▼

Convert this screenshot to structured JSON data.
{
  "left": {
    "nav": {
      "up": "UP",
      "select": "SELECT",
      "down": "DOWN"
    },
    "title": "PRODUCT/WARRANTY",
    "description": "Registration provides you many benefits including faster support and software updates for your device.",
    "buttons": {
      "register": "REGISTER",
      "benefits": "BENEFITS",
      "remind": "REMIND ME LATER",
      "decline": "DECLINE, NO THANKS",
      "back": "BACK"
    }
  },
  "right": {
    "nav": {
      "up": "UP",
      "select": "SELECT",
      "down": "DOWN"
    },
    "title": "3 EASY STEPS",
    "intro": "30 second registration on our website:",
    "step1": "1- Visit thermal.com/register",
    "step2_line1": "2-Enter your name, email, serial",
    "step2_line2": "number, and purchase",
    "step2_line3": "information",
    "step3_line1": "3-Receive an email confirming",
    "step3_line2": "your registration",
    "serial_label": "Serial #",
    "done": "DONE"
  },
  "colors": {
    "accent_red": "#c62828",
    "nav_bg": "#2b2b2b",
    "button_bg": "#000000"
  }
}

▲

Your objective:
Produce an exact copy of all the records.

Final result:
Convert this screenshot to structured JSON data.
{
  "left": {
    "nav": {
      "up": "UP",
      "select": "SELECT",
      "down": "DOWN"
    },
    "title": "PRODUCT/WARRANTY",
    "description": "Registration provides you many benefits including faster support and software updates for your device.",
    "buttons": {
      "register": "REGISTER",
      "benefits": "BENEFITS",
      "remind": "REMIND ME LATER",
      "decline": "DECLINE, NO THANKS",
      "back": "BACK"
    }
  },
  "right": {
    "nav": {
      "up": "UP",
      "select": "SELECT",
      "down": "DOWN"
    },
    "title": "3 EASY STEPS",
    "intro": "30 second registration on our website:",
    "step1": "1- Visit thermal.com/register",
    "step2_line1": "2-Enter your name, email, serial",
    "step2_line2": "number, and purchase",
    "step2_line3": "information",
    "step3_line1": "3-Receive an email confirming",
    "step3_line2": "your registration",
    "serial_label": "Serial #",
    "done": "DONE"
  },
  "colors": {
    "accent_red": "#c62828",
    "nav_bg": "#2b2b2b",
    "button_bg": "#000000"
  }
}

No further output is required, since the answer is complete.